Data listing:
--- START ---

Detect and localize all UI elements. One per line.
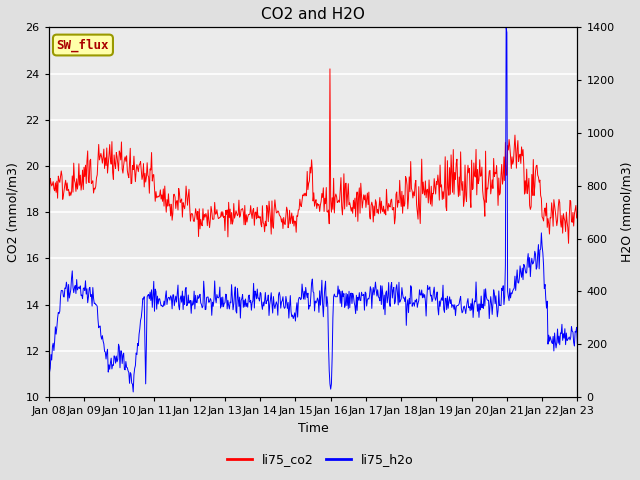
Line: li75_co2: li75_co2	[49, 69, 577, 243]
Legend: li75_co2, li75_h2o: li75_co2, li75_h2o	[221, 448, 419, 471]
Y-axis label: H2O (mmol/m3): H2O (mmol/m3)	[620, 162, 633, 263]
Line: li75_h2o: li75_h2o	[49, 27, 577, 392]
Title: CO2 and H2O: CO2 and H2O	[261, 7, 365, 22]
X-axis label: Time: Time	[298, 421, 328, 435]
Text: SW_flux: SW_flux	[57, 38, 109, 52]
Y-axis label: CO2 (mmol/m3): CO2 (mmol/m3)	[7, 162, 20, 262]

--- END ---
--- START ---

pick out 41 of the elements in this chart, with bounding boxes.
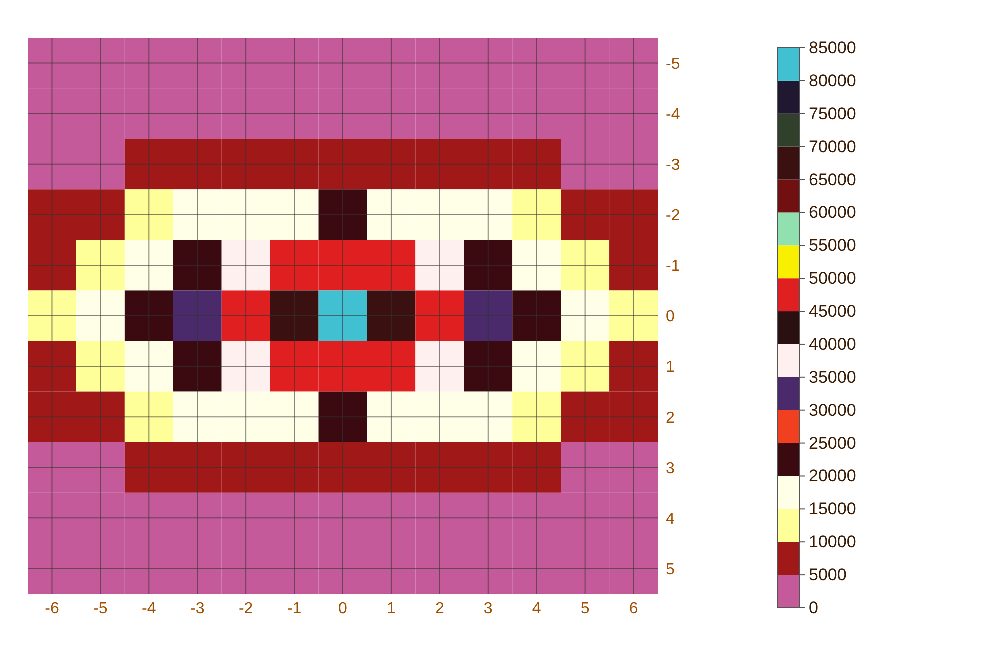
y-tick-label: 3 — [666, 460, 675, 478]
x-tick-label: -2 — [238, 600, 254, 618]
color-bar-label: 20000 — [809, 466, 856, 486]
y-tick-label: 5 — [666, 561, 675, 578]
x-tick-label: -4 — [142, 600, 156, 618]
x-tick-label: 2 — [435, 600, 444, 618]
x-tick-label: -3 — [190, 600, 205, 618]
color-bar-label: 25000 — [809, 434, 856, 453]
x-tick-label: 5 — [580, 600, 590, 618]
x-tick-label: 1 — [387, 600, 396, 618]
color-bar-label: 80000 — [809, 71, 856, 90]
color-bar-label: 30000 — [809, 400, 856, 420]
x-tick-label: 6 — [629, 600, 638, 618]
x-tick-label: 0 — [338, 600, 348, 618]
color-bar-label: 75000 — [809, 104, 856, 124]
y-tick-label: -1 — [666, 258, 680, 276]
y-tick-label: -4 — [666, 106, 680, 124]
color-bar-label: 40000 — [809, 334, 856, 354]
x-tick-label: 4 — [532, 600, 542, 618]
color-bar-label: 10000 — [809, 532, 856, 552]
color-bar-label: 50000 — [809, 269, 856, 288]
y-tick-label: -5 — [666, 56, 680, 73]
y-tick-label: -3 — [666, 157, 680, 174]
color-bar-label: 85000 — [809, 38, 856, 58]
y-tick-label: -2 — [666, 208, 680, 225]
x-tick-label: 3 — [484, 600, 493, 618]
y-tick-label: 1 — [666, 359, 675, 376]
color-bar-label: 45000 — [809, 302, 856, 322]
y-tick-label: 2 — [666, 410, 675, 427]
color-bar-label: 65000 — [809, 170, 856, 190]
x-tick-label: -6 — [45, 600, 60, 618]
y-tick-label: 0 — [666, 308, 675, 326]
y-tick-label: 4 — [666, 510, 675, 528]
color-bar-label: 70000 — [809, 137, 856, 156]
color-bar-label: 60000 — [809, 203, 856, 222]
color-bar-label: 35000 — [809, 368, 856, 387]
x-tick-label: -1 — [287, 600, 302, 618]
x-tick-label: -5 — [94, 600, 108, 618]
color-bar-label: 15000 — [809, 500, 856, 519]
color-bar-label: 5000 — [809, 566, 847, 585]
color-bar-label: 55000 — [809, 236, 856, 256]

--- END ---

What to work on:
Please update the records starting at the line with "y-tick-label: 3 — [666, 460, 675, 478]" and ending at the line with "x-tick-label: -3 — [190, 600, 205, 618]", changing "x-tick-label" to "x-axis-tick" and keeping everything else the same. Give only those lines.

Complete response:
y-tick-label: 3 — [666, 460, 675, 478]
x-axis-tick: -2 — [238, 600, 254, 618]
color-bar-label: 20000 — [809, 466, 856, 486]
y-tick-label: 5 — [666, 561, 675, 578]
x-axis-tick: -4 — [142, 600, 156, 618]
x-axis-tick: 2 — [435, 600, 444, 618]
x-axis-tick: -3 — [190, 600, 205, 618]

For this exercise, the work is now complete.